> **Task prompt**: What is the number of lines in the entries below that include the word "this"? Provide the number only.

• • •

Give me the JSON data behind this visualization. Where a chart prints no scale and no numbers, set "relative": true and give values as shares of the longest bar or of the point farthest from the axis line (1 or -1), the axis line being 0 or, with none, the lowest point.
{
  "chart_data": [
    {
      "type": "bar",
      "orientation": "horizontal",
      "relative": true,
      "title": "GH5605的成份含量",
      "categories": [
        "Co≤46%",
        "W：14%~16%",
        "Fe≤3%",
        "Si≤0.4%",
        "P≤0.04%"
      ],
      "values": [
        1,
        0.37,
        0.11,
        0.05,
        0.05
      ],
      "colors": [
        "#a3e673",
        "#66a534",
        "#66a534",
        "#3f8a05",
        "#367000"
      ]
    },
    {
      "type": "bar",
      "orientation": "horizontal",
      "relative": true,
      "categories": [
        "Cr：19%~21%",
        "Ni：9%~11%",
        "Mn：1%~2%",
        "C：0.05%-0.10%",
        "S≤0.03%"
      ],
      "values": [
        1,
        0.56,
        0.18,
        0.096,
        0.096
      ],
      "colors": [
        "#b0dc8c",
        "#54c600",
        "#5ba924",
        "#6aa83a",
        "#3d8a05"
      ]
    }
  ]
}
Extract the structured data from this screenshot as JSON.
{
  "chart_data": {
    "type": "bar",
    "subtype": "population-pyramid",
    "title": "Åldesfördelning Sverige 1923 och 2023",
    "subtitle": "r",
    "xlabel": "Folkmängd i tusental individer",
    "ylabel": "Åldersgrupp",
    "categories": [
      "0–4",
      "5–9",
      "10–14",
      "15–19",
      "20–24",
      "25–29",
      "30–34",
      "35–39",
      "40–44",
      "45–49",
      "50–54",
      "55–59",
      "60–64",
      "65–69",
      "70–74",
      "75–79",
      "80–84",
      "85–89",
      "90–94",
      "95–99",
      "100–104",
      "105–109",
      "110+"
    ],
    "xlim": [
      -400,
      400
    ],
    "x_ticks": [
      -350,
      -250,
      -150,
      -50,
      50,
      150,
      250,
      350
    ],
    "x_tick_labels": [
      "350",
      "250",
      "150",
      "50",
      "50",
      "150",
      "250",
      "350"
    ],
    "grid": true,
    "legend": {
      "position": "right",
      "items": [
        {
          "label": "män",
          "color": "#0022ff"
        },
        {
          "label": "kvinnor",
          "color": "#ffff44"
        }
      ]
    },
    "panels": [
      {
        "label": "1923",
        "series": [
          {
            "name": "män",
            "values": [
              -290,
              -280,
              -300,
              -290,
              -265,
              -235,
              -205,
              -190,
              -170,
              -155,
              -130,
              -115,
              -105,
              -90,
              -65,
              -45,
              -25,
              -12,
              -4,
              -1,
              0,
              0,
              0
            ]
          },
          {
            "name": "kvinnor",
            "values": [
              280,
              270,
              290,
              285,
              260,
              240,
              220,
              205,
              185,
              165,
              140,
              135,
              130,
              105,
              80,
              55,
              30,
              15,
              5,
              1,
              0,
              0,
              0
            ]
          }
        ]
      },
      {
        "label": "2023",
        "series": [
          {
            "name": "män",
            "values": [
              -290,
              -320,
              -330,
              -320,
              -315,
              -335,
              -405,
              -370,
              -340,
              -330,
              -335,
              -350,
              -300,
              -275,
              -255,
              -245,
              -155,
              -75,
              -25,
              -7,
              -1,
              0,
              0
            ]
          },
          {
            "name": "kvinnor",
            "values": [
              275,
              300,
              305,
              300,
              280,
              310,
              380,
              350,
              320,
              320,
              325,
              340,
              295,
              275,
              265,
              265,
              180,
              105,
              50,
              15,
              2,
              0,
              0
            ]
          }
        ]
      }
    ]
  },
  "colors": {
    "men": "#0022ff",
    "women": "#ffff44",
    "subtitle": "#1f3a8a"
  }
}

• • •

> **Response to the exercise**: 2